§ **Your goal**: Leave out the pictures and copy every record exactly.

§ **Supplied records**:
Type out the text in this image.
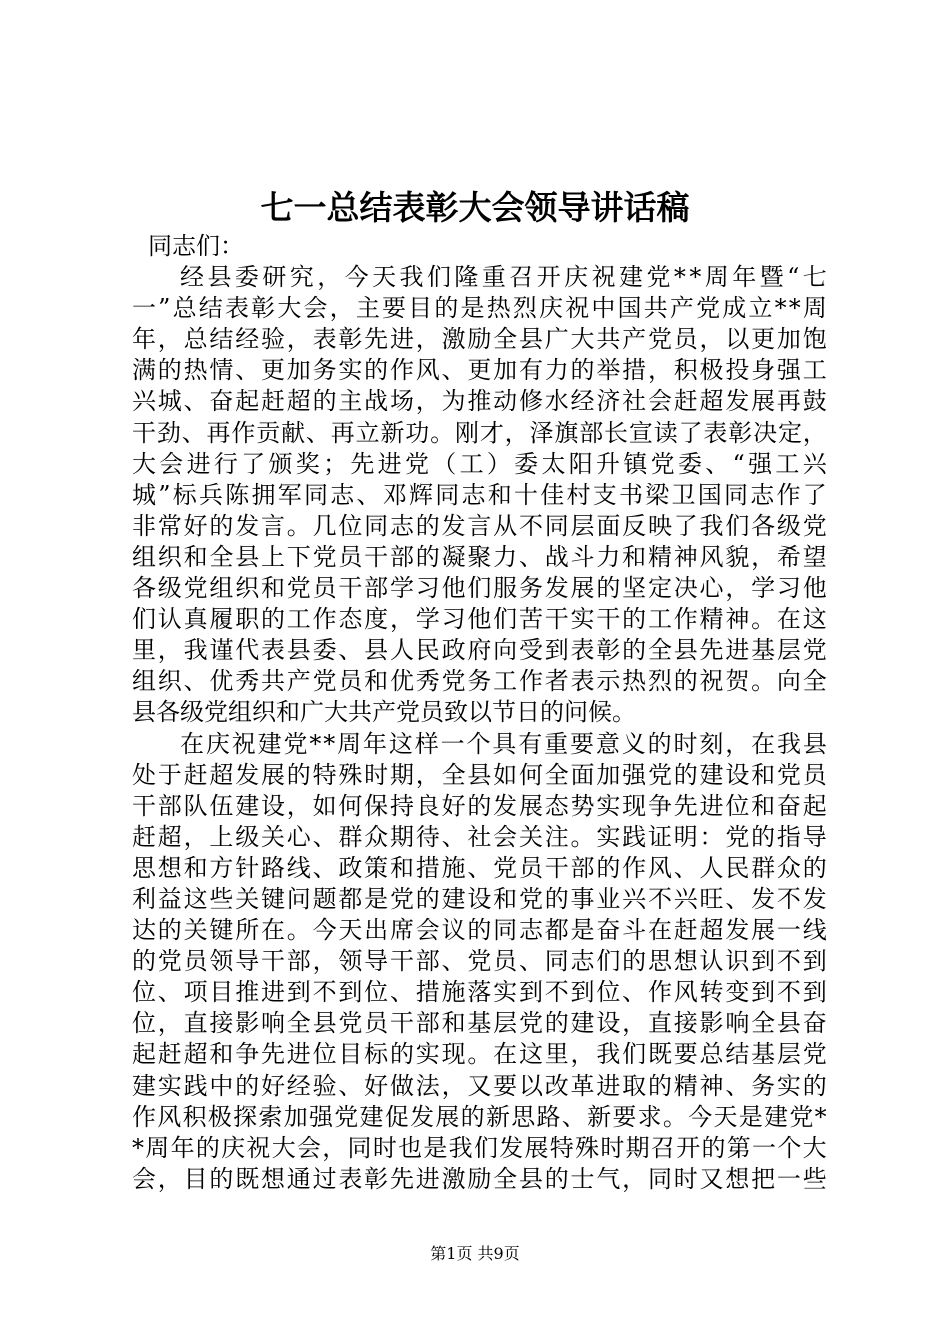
七一总结表彰大会领导讲话稿
同志们：
经 县 委 研 究 ， 今 天 我 们 隆 重 召 开 庆 祝 建 党 * * 周 年 暨 “ 七
一 ” 总 结 表 彰 大 会 ， 主 要 目 的 是 热 烈 庆 祝 中 国 共 产 党 成 立 * * 周
年 ， 总 结 经 验 ， 表 彰 先 进 ， 激 励 全 县 广 大 共 产 党 员 ， 以 更 加 饱
满 的 热 情 、 更 加 务 实 的 作 风 、 更 加 有 力 的 举 措 ， 积 极 投 身 强 工
兴 城 、 奋 起 赶 超 的 主 战 场 ， 为 推 动 修 水 经 济 社 会 赶 超 发 展 再 鼓
干 劲 、 再 作 贡 献 、 再 立 新 功 。 刚 才 ， 泽 旗 部 长 宣 读 了 表 彰 决 定 ，
大 会 进 行 了 颁 奖 ； 先 进 党 （ 工 ） 委 太 阳 升 镇 党 委 、 “ 强 工 兴
城 ” 标 兵 陈 拥 军 同 志 、 邓 辉 同 志 和 十 佳 村 支 书 梁 卫 国 同 志 作 了
非 常 好 的 发 言 。 几 位 同 志 的 发 言 从 不 同 层 面 反 映 了 我 们 各 级 党
组 织 和 全 县 上 下 党 员 干 部 的 凝 聚 力 、 战 斗 力 和 精 神 风 貌 ， 希 望
各 级 党 组 织 和 党 员 干 部 学 习 他 们 服 务 发 展 的 坚 定 决 心 ， 学 习 他
们 认 真 履 职 的 工 作 态 度 ， 学 习 他 们 苦 干 实 干 的 工 作 精 神 。 在 这
里 ， 我 谨 代 表 县 委 、 县 人 民 政 府 向 受 到 表 彰 的 全 县 先 进 基 层 党
组 织 、 优 秀 共 产 党 员 和 优 秀 党 务 工 作 者 表 示 热 烈 的 祝 贺 。 向 全
县各级党组织和广大共产党员致以节日的问候。
在 庆 祝 建 党 * * 周 年 这 样 一 个 具 有 重 要 意 义 的 时 刻 ， 在 我 县
处 于 赶 超 发 展 的 特 殊 时 期 ， 全 县 如 何 全 面 加 强 党 的 建 设 和 党 员
干 部 队 伍 建 设 ， 如 何 保 持 良 好 的 发 展 态 势 实 现 争 先 进 位 和 奋 起
赶 超 ， 上 级 关 心 、 群 众 期 待 、 社 会 关 注 。 实 践 证 明 ： 党 的 指 导
思 想 和 方 针 路 线 、 政 策 和 措 施 、 党 员 干 部 的 作 风 、 人 民 群 众 的
利 益 这 些 关 键 问 题 都 是 党 的 建 设 和 党 的 事 业 兴 不 兴 旺 、 发 不 发
达 的 关 键 所 在 。 今 天 出 席 会 议 的 同 志 都 是 奋 斗 在 赶 超 发 展 一 线
的 党 员 领 导 干 部 ， 领 导 干 部 、 党 员 、 同 志 们 的 思 想 认 识 到 不 到
位 、 项 目 推 进 到 不 到 位 、 措 施 落 实 到 不 到 位 、 作 风 转 变 到 不 到
位 ， 直 接 影 响 全 县 党 员 干 部 和 基 层 党 的 建 设 ， 直 接 影 响 全 县 奋
起 赶 超 和 争 先 进 位 目 标 的 实 现 。 在 这 里 ， 我 们 既 要 总 结 基 层 党
建 实 践 中 的 好 经 验 、 好 做 法 ， 又 要 以 改 革 进 取 的 精 神 、 务 实 的
作 风 积 极 探 索 加 强 党 建 促 发 展 的 新 思 路 、 新 要 求 。 今 天 是 建 党 *
* 周 年 的 庆 祝 大 会 ， 同 时 也 是 我 们 发 展 特 殊 时 期 召 开 的 第 一 个 大
会 ， 目 的 既 想 通 过 表 彰 先 进 激 励 全 县 的 士 气 ， 同 时 又 想 把 一 些
第1页 共9页
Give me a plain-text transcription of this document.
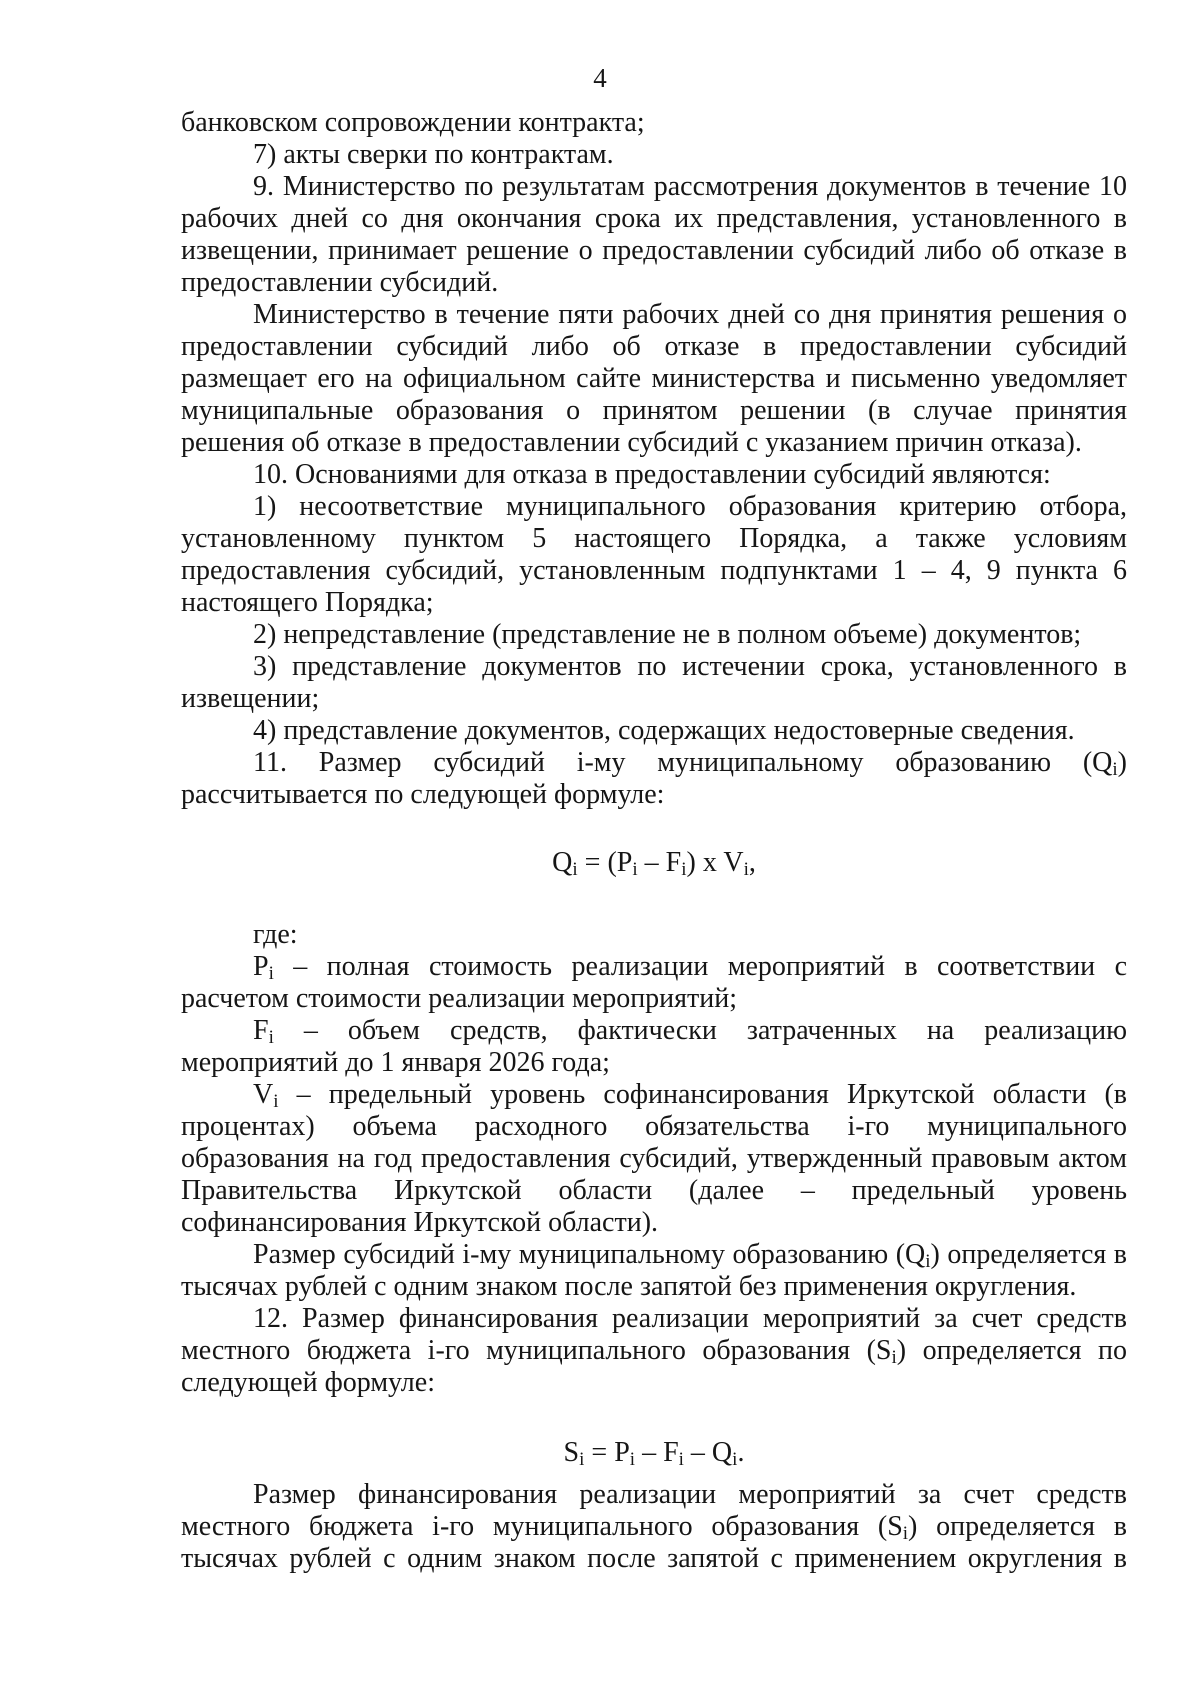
4

банковском сопровождении контракта;

7) акты сверки по контрактам.

9. Министерство по результатам рассмотрения документов в течение 10 рабочих дней со дня окончания срока их представления, установленного в извещении, принимает решение о предоставлении субсидий либо об отказе в предоставлении субсидий.

Министерство в течение пяти рабочих дней со дня принятия решения о предоставлении субсидий либо об отказе в предоставлении субсидий размещает его на официальном сайте министерства и письменно уведомляет муниципальные образования о принятом решении (в случае принятия решения об отказе в предоставлении субсидий с указанием причин отказа).

10. Основаниями для отказа в предоставлении субсидий являются:

1) несоответствие муниципального образования критерию отбора, установленному пунктом 5 настоящего Порядка, а также условиям предоставления субсидий, установленным подпунктами 1 – 4, 9 пункта 6 настоящего Порядка;

2) непредставление (представление не в полном объеме) документов;

3) представление документов по истечении срока, установленного в извещении;

4) представление документов, содержащих недостоверные сведения.

11. Размер субсидий i-му муниципальному образованию $(Q_i)$ рассчитывается по следующей формуле:

$Q_i = (P_i - F_i)$ x $V_i$,

где:

$P_i$ – полная стоимость реализации мероприятий в соответствии с расчетом стоимости реализации мероприятий;

$F_i$ – объем средств, фактически затраченных на реализацию мероприятий до 1 января 2026 года;

$V_i$ – предельный уровень софинансирования Иркутской области (в процентах) объема расходного обязательства i-го муниципального образования на год предоставления субсидий, утвержденный правовым актом Правительства Иркутской области (далее – предельный уровень софинансирования Иркутской области).

Размер субсидий i-му муниципальному образованию $(Q_i)$ определяется в тысячах рублей с одним знаком после запятой без применения округления.

12. Размер финансирования реализации мероприятий за счет средств местного бюджета i-го муниципального образования $(S_i)$ определяется по следующей формуле:

$S_i = P_i - F_i - Q_i$.

Размер финансирования реализации мероприятий за счет средств местного бюджета i-го муниципального образования $(S_i)$ определяется в тысячах рублей с одним знаком после запятой с применением округления в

§ **Response to the task**:
Type out the text in this image.
七一总结表彰大会领导讲话稿
同志们：
经 县 委 研 究 ， 今 天 我 们 隆 重 召 开 庆 祝 建 党 * * 周 年 暨 “ 七
一 ” 总 结 表 彰 大 会 ， 主 要 目 的 是 热 烈 庆 祝 中 国 共 产 党 成 立 * * 周
年 ， 总 结 经 验 ， 表 彰 先 进 ， 激 励 全 县 广 大 共 产 党 员 ， 以 更 加 饱
满 的 热 情 、 更 加 务 实 的 作 风 、 更 加 有 力 的 举 措 ， 积 极 投 身 强 工
兴 城 、 奋 起 赶 超 的 主 战 场 ， 为 推 动 修 水 经 济 社 会 赶 超 发 展 再 鼓
干 劲 、 再 作 贡 献 、 再 立 新 功 。 刚 才 ， 泽 旗 部 长 宣 读 了 表 彰 决 定 ，
大 会 进 行 了 颁 奖 ； 先 进 党 （ 工 ） 委 太 阳 升 镇 党 委 、 “ 强 工 兴
城 ” 标 兵 陈 拥 军 同 志 、 邓 辉 同 志 和 十 佳 村 支 书 梁 卫 国 同 志 作 了
非 常 好 的 发 言 。 几 位 同 志 的 发 言 从 不 同 层 面 反 映 了 我 们 各 级 党
组 织 和 全 县 上 下 党 员 干 部 的 凝 聚 力 、 战 斗 力 和 精 神 风 貌 ， 希 望
各 级 党 组 织 和 党 员 干 部 学 习 他 们 服 务 发 展 的 坚 定 决 心 ， 学 习 他
们 认 真 履 职 的 工 作 态 度 ， 学 习 他 们 苦 干 实 干 的 工 作 精 神 。 在 这
里 ， 我 谨 代 表 县 委 、 县 人 民 政 府 向 受 到 表 彰 的 全 县 先 进 基 层 党
组 织 、 优 秀 共 产 党 员 和 优 秀 党 务 工 作 者 表 示 热 烈 的 祝 贺 。 向 全
县各级党组织和广大共产党员致以节日的问候。
在 庆 祝 建 党 * * 周 年 这 样 一 个 具 有 重 要 意 义 的 时 刻 ， 在 我 县
处 于 赶 超 发 展 的 特 殊 时 期 ， 全 县 如 何 全 面 加 强 党 的 建 设 和 党 员
干 部 队 伍 建 设 ， 如 何 保 持 良 好 的 发 展 态 势 实 现 争 先 进 位 和 奋 起
赶 超 ， 上 级 关 心 、 群 众 期 待 、 社 会 关 注 。 实 践 证 明 ： 党 的 指 导
思 想 和 方 针 路 线 、 政 策 和 措 施 、 党 员 干 部 的 作 风 、 人 民 群 众 的
利 益 这 些 关 键 问 题 都 是 党 的 建 设 和 党 的 事 业 兴 不 兴 旺 、 发 不 发
达 的 关 键 所 在 。 今 天 出 席 会 议 的 同 志 都 是 奋 斗 在 赶 超 发 展 一 线
的 党 员 领 导 干 部 ， 领 导 干 部 、 党 员 、 同 志 们 的 思 想 认 识 到 不 到
位 、 项 目 推 进 到 不 到 位 、 措 施 落 实 到 不 到 位 、 作 风 转 变 到 不 到
位 ， 直 接 影 响 全 县 党 员 干 部 和 基 层 党 的 建 设 ， 直 接 影 响 全 县 奋
起 赶 超 和 争 先 进 位 目 标 的 实 现 。 在 这 里 ， 我 们 既 要 总 结 基 层 党
建 实 践 中 的 好 经 验 、 好 做 法 ， 又 要 以 改 革 进 取 的 精 神 、 务 实 的
作 风 积 极 探 索 加 强 党 建 促 发 展 的 新 思 路 、 新 要 求 。 今 天 是 建 党 *
* 周 年 的 庆 祝 大 会 ， 同 时 也 是 我 们 发 展 特 殊 时 期 召 开 的 第 一 个 大
会 ， 目 的 既 想 通 过 表 彰 先 进 激 励 全 县 的 士 气 ， 同 时 又 想 把 一 些
第1页 共9页
Give me a plain-text transcription of this document.
4

банковском сопровождении контракта;

7) акты сверки по контрактам.

9. Министерство по результатам рассмотрения документов в течение 10 рабочих дней со дня окончания срока их представления, установленного в извещении, принимает решение о предоставлении субсидий либо об отказе в предоставлении субсидий.

Министерство в течение пяти рабочих дней со дня принятия решения о предоставлении субсидий либо об отказе в предоставлении субсидий размещает его на официальном сайте министерства и письменно уведомляет муниципальные образования о принятом решении (в случае принятия решения об отказе в предоставлении субсидий с указанием причин отказа).

10. Основаниями для отказа в предоставлении субсидий являются:

1) несоответствие муниципального образования критерию отбора, установленному пунктом 5 настоящего Порядка, а также условиям предоставления субсидий, установленным подпунктами 1 – 4, 9 пункта 6 настоящего Порядка;

2) непредставление (представление не в полном объеме) документов;

3) представление документов по истечении срока, установленного в извещении;

4) представление документов, содержащих недостоверные сведения.

11. Размер субсидий i-му муниципальному образованию $(Q_i)$ рассчитывается по следующей формуле:

$Q_i = (P_i - F_i)$ x $V_i$,

где:

$P_i$ – полная стоимость реализации мероприятий в соответствии с расчетом стоимости реализации мероприятий;

$F_i$ – объем средств, фактически затраченных на реализацию мероприятий до 1 января 2026 года;

$V_i$ – предельный уровень софинансирования Иркутской области (в процентах) объема расходного обязательства i-го муниципального образования на год предоставления субсидий, утвержденный правовым актом Правительства Иркутской области (далее – предельный уровень софинансирования Иркутской области).

Размер субсидий i-му муниципальному образованию $(Q_i)$ определяется в тысячах рублей с одним знаком после запятой без применения округления.

12. Размер финансирования реализации мероприятий за счет средств местного бюджета i-го муниципального образования $(S_i)$ определяется по следующей формуле:

$S_i = P_i - F_i - Q_i$.

Размер финансирования реализации мероприятий за счет средств местного бюджета i-го муниципального образования $(S_i)$ определяется в тысячах рублей с одним знаком после запятой с применением округления в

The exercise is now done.